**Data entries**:
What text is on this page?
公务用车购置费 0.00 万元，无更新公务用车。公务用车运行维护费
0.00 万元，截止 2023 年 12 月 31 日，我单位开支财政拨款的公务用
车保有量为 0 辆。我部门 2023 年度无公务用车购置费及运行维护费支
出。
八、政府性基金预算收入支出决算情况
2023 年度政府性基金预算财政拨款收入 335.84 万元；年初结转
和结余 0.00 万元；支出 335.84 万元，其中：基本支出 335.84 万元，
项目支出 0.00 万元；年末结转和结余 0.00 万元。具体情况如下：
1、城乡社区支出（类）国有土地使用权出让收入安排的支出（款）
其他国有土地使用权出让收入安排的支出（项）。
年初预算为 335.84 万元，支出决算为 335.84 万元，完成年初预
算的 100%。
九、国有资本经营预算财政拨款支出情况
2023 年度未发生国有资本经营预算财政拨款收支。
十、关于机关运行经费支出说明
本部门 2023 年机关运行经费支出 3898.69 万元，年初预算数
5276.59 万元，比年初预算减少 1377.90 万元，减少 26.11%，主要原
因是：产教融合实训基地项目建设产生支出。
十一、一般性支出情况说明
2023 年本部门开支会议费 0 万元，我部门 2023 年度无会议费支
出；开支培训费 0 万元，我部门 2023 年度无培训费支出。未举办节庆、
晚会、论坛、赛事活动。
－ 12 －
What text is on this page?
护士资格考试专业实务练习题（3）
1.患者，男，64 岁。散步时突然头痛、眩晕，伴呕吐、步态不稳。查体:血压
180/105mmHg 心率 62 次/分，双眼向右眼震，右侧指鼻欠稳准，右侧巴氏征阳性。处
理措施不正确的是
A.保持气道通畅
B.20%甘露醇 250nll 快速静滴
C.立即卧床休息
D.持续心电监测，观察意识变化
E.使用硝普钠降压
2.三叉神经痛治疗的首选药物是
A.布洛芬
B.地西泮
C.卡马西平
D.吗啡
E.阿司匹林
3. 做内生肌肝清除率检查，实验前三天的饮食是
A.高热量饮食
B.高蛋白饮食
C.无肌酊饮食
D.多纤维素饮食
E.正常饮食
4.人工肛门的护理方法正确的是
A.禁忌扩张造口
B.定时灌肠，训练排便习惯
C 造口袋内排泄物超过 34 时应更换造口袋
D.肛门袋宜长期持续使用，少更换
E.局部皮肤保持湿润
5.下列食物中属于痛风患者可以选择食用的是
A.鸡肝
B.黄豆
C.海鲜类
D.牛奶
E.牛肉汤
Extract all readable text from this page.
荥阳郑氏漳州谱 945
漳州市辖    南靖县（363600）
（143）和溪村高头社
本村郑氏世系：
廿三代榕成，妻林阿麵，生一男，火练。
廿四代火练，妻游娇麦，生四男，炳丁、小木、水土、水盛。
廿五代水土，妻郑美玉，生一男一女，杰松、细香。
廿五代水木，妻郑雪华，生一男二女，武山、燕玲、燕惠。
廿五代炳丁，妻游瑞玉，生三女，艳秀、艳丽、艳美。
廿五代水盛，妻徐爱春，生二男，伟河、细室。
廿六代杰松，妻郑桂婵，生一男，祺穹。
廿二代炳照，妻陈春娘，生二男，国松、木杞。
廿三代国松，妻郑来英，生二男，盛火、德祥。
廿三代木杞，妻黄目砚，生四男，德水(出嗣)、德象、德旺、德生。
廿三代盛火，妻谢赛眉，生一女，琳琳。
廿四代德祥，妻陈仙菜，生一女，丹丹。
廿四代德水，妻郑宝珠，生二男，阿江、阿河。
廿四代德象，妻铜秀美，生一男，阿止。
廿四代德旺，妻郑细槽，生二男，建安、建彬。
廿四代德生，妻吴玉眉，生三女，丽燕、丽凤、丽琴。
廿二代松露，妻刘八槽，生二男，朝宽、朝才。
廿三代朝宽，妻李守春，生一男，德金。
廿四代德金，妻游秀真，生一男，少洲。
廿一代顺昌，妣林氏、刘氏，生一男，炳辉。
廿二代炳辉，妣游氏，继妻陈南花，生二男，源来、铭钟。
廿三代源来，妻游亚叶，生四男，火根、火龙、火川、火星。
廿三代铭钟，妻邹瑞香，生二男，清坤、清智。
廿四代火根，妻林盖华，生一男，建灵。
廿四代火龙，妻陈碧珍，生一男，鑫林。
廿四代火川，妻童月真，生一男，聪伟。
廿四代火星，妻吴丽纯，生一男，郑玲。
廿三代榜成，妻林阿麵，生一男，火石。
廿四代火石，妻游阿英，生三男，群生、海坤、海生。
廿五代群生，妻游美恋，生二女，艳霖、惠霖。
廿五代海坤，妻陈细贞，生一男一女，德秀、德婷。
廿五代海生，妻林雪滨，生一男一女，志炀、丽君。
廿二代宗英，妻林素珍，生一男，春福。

**Aim of the task**: Output exactly the lines from the one containing "Extract all readable text from this page." through the last line of the entries, both ends included.

**Completed task**:
Extract all readable text from this page.
荥阳郑氏漳州谱 945
漳州市辖    南靖县（363600）
（143）和溪村高头社
本村郑氏世系：
廿三代榕成，妻林阿麵，生一男，火练。
廿四代火练，妻游娇麦，生四男，炳丁、小木、水土、水盛。
廿五代水土，妻郑美玉，生一男一女，杰松、细香。
廿五代水木，妻郑雪华，生一男二女，武山、燕玲、燕惠。
廿五代炳丁，妻游瑞玉，生三女，艳秀、艳丽、艳美。
廿五代水盛，妻徐爱春，生二男，伟河、细室。
廿六代杰松，妻郑桂婵，生一男，祺穹。
廿二代炳照，妻陈春娘，生二男，国松、木杞。
廿三代国松，妻郑来英，生二男，盛火、德祥。
廿三代木杞，妻黄目砚，生四男，德水(出嗣)、德象、德旺、德生。
廿三代盛火，妻谢赛眉，生一女，琳琳。
廿四代德祥，妻陈仙菜，生一女，丹丹。
廿四代德水，妻郑宝珠，生二男，阿江、阿河。
廿四代德象，妻铜秀美，生一男，阿止。
廿四代德旺，妻郑细槽，生二男，建安、建彬。
廿四代德生，妻吴玉眉，生三女，丽燕、丽凤、丽琴。
廿二代松露，妻刘八槽，生二男，朝宽、朝才。
廿三代朝宽，妻李守春，生一男，德金。
廿四代德金，妻游秀真，生一男，少洲。
廿一代顺昌，妣林氏、刘氏，生一男，炳辉。
廿二代炳辉，妣游氏，继妻陈南花，生二男，源来、铭钟。
廿三代源来，妻游亚叶，生四男，火根、火龙、火川、火星。
廿三代铭钟，妻邹瑞香，生二男，清坤、清智。
廿四代火根，妻林盖华，生一男，建灵。
廿四代火龙，妻陈碧珍，生一男，鑫林。
廿四代火川，妻童月真，生一男，聪伟。
廿四代火星，妻吴丽纯，生一男，郑玲。
廿三代榜成，妻林阿麵，生一男，火石。
廿四代火石，妻游阿英，生三男，群生、海坤、海生。
廿五代群生，妻游美恋，生二女，艳霖、惠霖。
廿五代海坤，妻陈细贞，生一男一女，德秀、德婷。
廿五代海生，妻林雪滨，生一男一女，志炀、丽君。
廿二代宗英，妻林素珍，生一男，春福。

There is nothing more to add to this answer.